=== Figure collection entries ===
○ ○ ○ ○ ○ ○ ○
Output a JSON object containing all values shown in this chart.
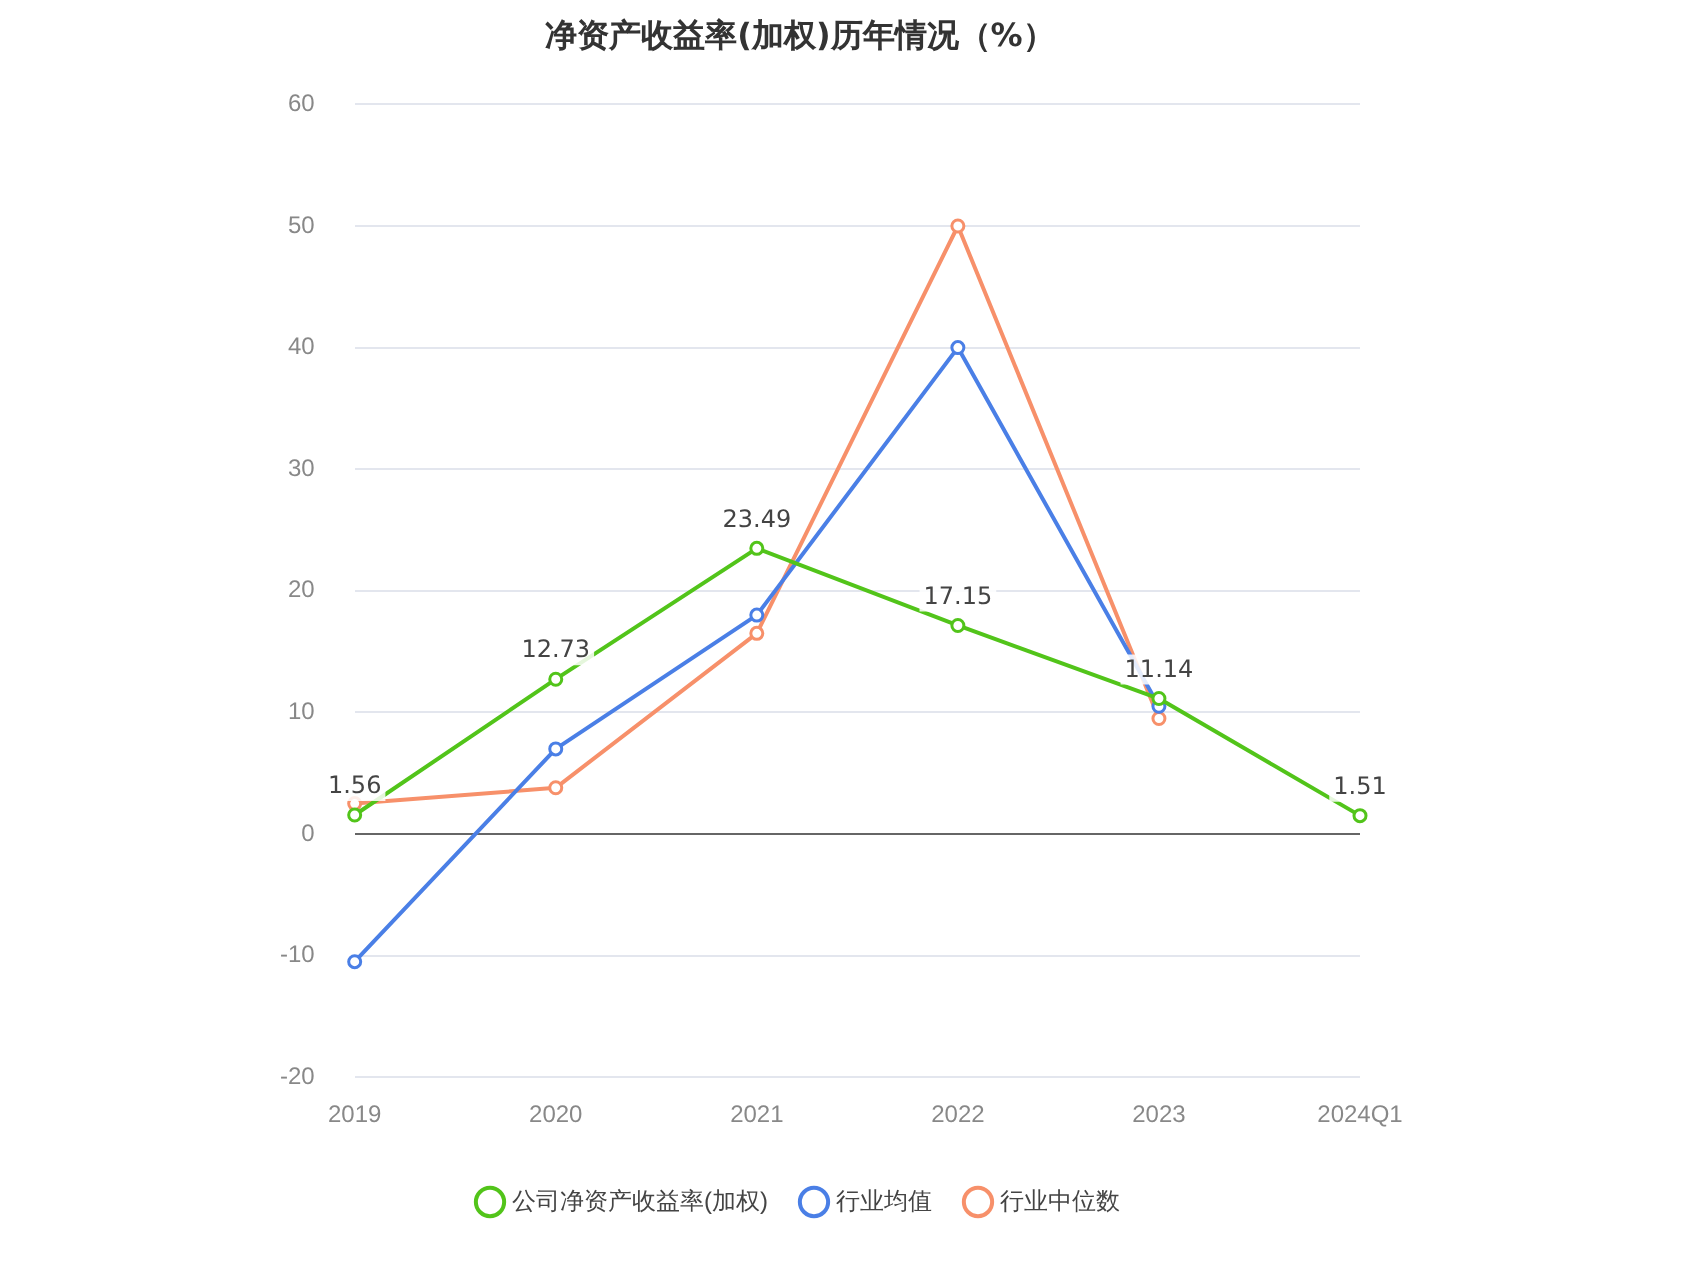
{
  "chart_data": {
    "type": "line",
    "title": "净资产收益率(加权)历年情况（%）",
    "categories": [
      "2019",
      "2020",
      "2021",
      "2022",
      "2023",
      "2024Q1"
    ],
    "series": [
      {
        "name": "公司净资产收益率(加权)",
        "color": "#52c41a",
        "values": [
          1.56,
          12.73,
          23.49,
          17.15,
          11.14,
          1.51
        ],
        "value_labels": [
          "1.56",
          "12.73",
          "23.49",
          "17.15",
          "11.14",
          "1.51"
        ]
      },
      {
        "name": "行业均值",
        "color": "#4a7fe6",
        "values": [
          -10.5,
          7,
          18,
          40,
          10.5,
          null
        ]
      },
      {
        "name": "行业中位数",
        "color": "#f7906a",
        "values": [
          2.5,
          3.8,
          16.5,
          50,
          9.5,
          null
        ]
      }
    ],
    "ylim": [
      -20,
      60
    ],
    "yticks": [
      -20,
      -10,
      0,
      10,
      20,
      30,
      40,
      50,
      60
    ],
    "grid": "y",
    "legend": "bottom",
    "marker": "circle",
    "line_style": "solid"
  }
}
○ ○ ○ ○ ○ ○ ○
=== WHAT NEEDS TO BE DONE ===
Every line above should be returned exactly; the pictures stay out.

=== WRITTEN SOLUTION ===
Output a JSON object containing all values shown in this chart.
{
  "chart_data": {
    "type": "line",
    "title": "净资产收益率(加权)历年情况（%）",
    "categories": [
      "2019",
      "2020",
      "2021",
      "2022",
      "2023",
      "2024Q1"
    ],
    "series": [
      {
        "name": "公司净资产收益率(加权)",
        "color": "#52c41a",
        "values": [
          1.56,
          12.73,
          23.49,
          17.15,
          11.14,
          1.51
        ],
        "value_labels": [
          "1.56",
          "12.73",
          "23.49",
          "17.15",
          "11.14",
          "1.51"
        ]
      },
      {
        "name": "行业均值",
        "color": "#4a7fe6",
        "values": [
          -10.5,
          7,
          18,
          40,
          10.5,
          null
        ]
      },
      {
        "name": "行业中位数",
        "color": "#f7906a",
        "values": [
          2.5,
          3.8,
          16.5,
          50,
          9.5,
          null
        ]
      }
    ],
    "ylim": [
      -20,
      60
    ],
    "yticks": [
      -20,
      -10,
      0,
      10,
      20,
      30,
      40,
      50,
      60
    ],
    "grid": "y",
    "legend": "bottom",
    "marker": "circle",
    "line_style": "solid"
  }
}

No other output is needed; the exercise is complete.